■ **Stored records**

********************

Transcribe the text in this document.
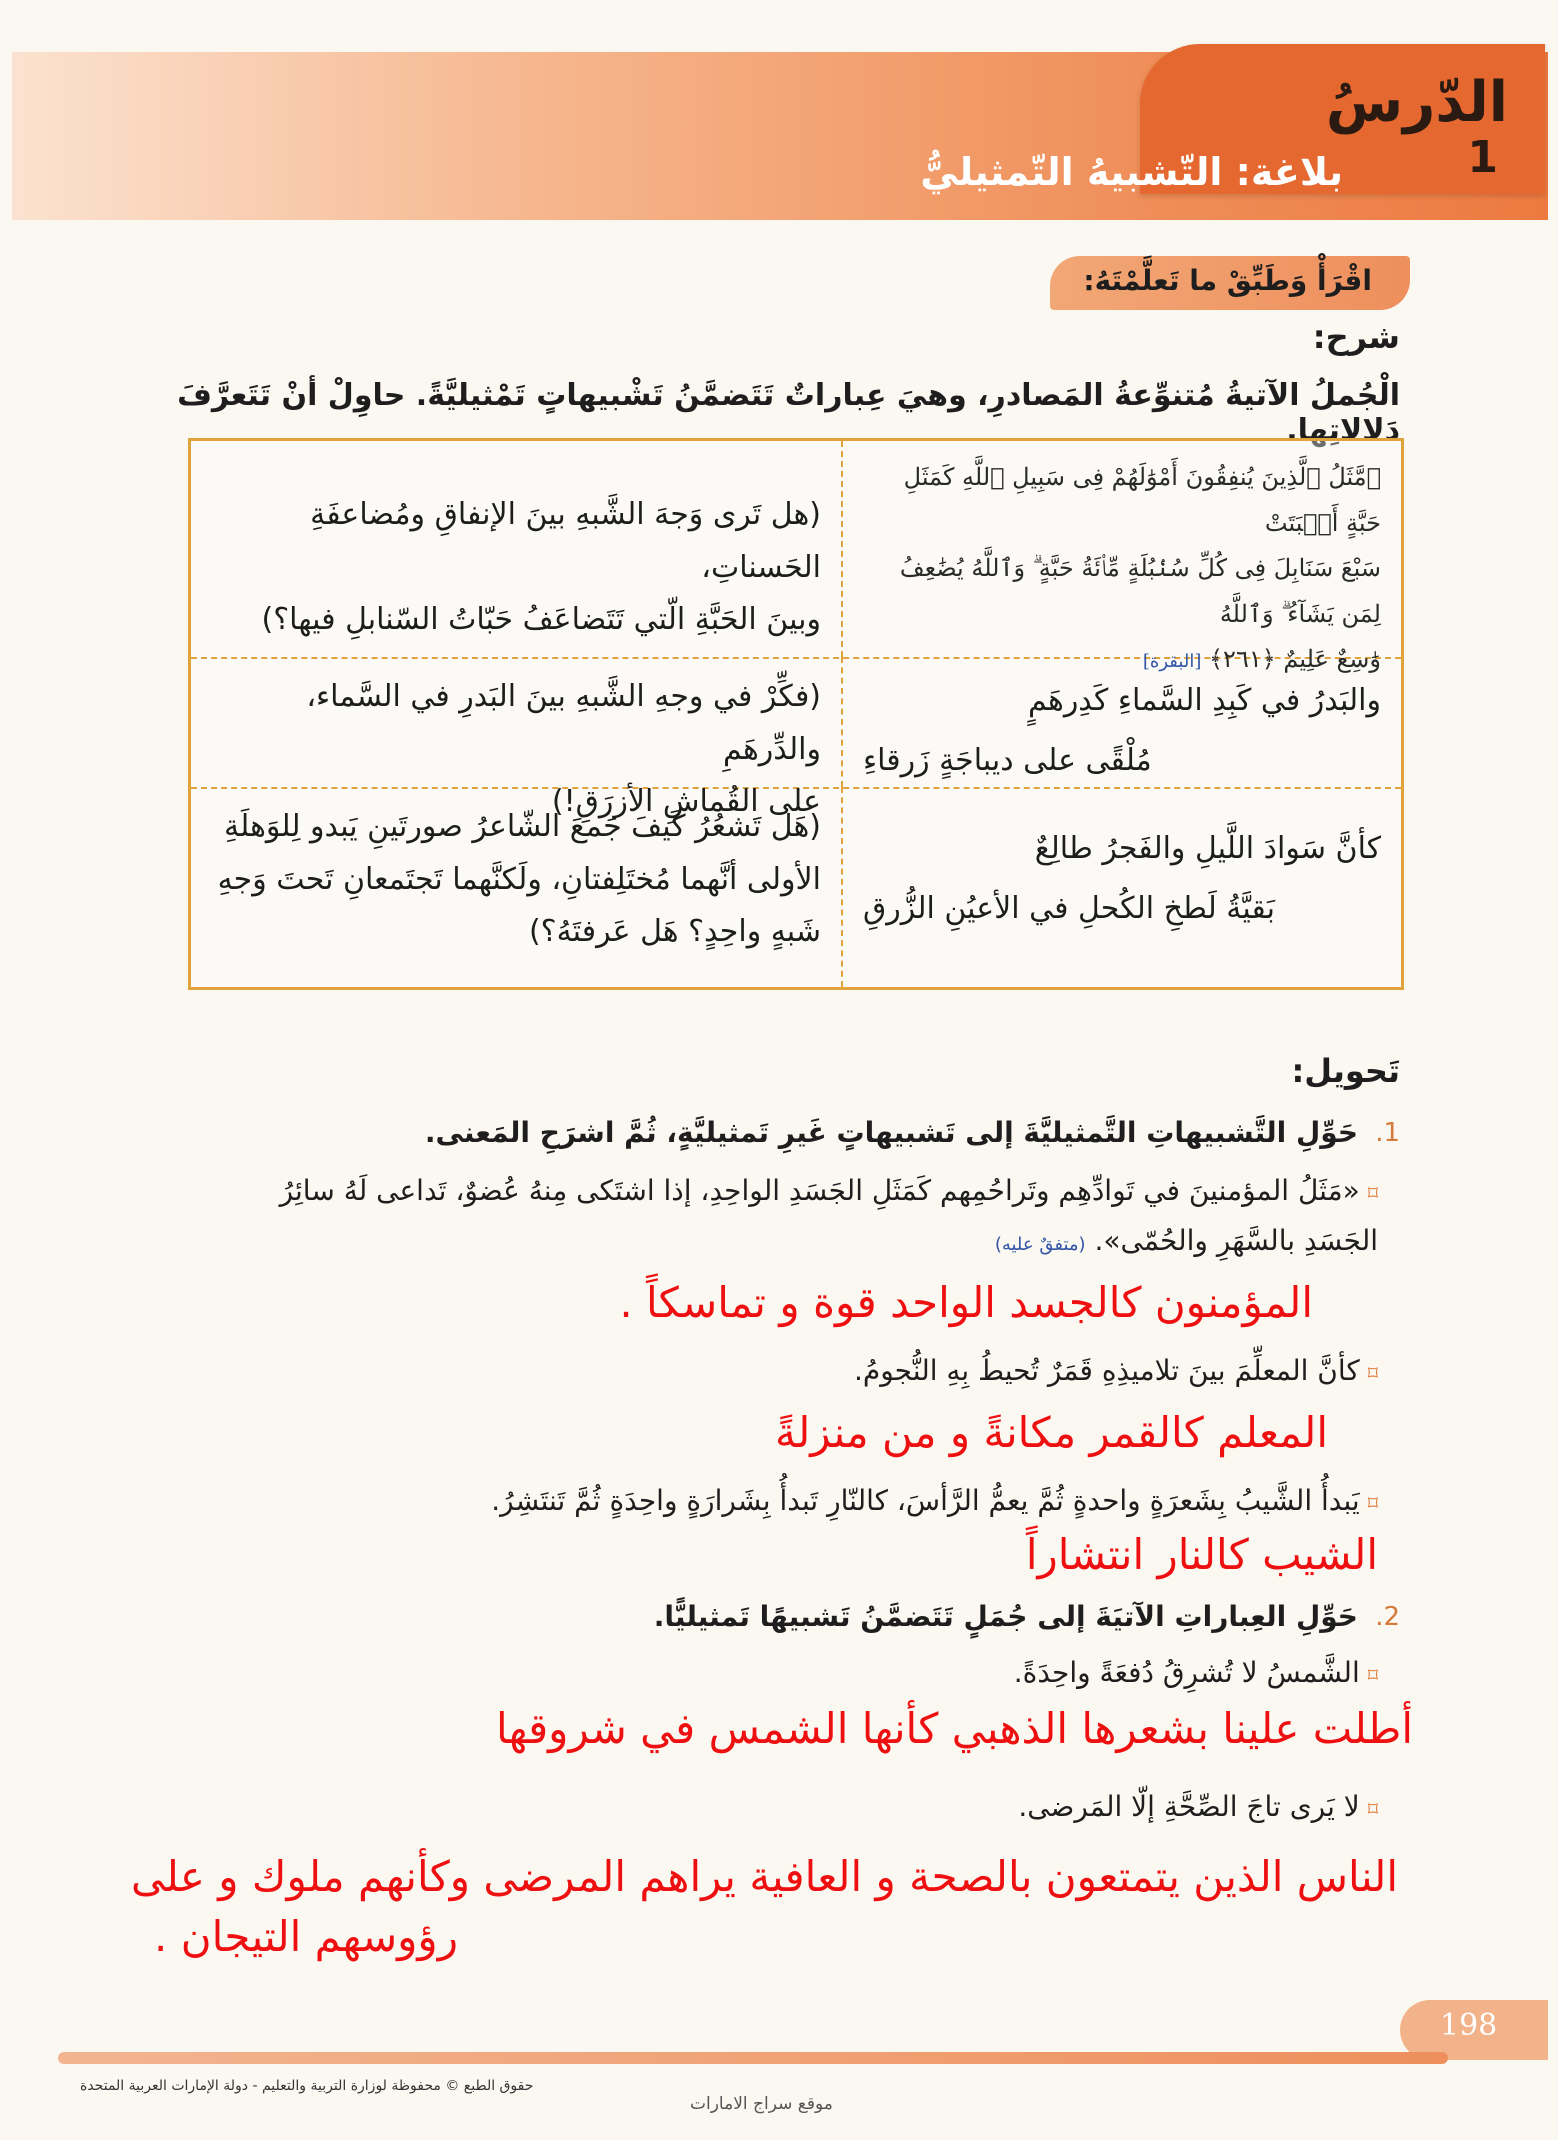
الدّرسُ
1
بلاغة: التّشبيهُ التّمثيليُّ
اقْرَأْ وَطَبِّقْ ما تَعلَّمْتَهُ:
شرح:
الْجُملُ الآتيةُ مُتنوِّعةُ المَصادرِ، وهيَ عِباراتٌ تَتَضمَّنُ تَشْبيهاتٍ تَمْثيليَّةً. حاوِلْ أنْ تَتَعرَّفَ دَلالاتِها.

﴿مَّثَلُ ٱلَّذِينَ يُنفِقُونَ أَمْوَٰلَهُمْ فِى سَبِيلِ ٱللَّهِ كَمَثَلِ حَبَّةٍ أَنۢبَتَتْ

سَبْعَ سَنَابِلَ فِى كُلِّ سُنۢبُلَةٍ مِّا۟ئَةُ حَبَّةٍ ۗ وَٱللَّهُ يُضَٰعِفُ لِمَن يَشَآءُ ۗ وَٱللَّهُ

وَٰسِعٌ عَلِيمٌ ﴿٢٦١﴾ [البقرة]

(هل تَرى وَجهَ الشَّبهِ بينَ الإنفاقِ ومُضاعفَةِ الحَسناتِ،

وبينَ الحَبَّةِ الّتي تَتَضاعَفُ حَبّاتُ السّنابلِ فيها؟)

والبَدرُ في كَبِدِ السَّماءِ كَدِرهَمٍ

مُلْقًى على ديباجَةٍ زَرقاءِ

(فكِّرْ في وجهِ الشَّبهِ بينَ البَدرِ في السَّماء، والدِّرهَمِ

على القُماشِ الأزرَقِ!)

كأنَّ سَوادَ اللَّيلِ والفَجرُ طالِعٌ

بَقيَّةُ لَطخِ الكُحلِ في الأعيُنِ الزُّرقِ

(هَل تَشعُرُ كَيفَ جَمعَ الشّاعرُ صورتَينِ يَبدو لِلوَهلَةِ

الأولى أنَّهما مُختَلِفتانِ، ولَكنَّهما تَجتَمعانِ تَحتَ وَجهِ

شَبهٍ واحِدٍ؟ هَل عَرفتَهُ؟)

تَحويل:
1.
حَوِّلِ التَّشبيهاتِ التَّمثيليَّةَ إلى تَشبيهاتٍ غَيرِ تَمثيليَّةٍ، ثُمَّ اشرَحِ المَعنى.
⌑«مَثَلُ المؤمنينَ في تَوادِّهِم وتَراحُمِهم كَمَثَلِ الجَسَدِ الواحِدِ، إذا اشتَكى مِنهُ عُضوٌ، تَداعى لَهُ سائِرُ
الجَسَدِ بالسَّهَرِ والحُمّى». (متفقٌ عليه)
المؤمنون كالجسد الواحد قوة و تماسكاً .
⌑كأنَّ المعلِّمَ بينَ تلاميذِهِ قَمَرٌ تُحيطُ بِهِ النُّجومُ.
المعلم كالقمر مكانةً و من منزلةً
⌑يَبدأُ الشَّيبُ بِشَعرَةٍ واحدةٍ ثُمَّ يعمُّ الرَّأسَ، كالنّارِ تَبدأُ بِشَرارَةٍ واحِدَةٍ ثُمَّ تَنتَشِرُ.
الشيب كالنار انتشاراً
2.
حَوِّلِ العِباراتِ الآتيَةَ إلى جُمَلٍ تَتَضمَّنُ تَشبيهًا تَمثيليًّا.
⌑الشَّمسُ لا تُشرِقُ دُفعَةً واحِدَةً.
أطلت علينا بشعرها الذهبي كأنها الشمس في شروقها
⌑لا يَرى تاجَ الصِّحَّةِ إلّا المَرضى.
الناس الذين يتمتعون بالصحة و العافية يراهم المرضى وكأنهم ملوك و على
رؤوسهم التيجان .
198
حقوق الطبع © محفوظة لوزارة التربية والتعليم - دولة الإمارات العربية المتحدة
موقع سراج الامارات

********************

Find the string "بارات" in the listing and return every line that holds it.

الْجُملُ الآتيةُ مُتنوِّعةُ المَصادرِ، وهيَ عِباراتٌ تَتَضمَّنُ تَشْبيهاتٍ تَمْثيليَّةً. حاوِلْ أنْ تَتَعرَّفَ دَلالاتِها.
حَوِّلِ العِباراتِ الآتيَةَ إلى جُمَلٍ تَتَضمَّنُ تَشبيهًا تَمثيليًّا.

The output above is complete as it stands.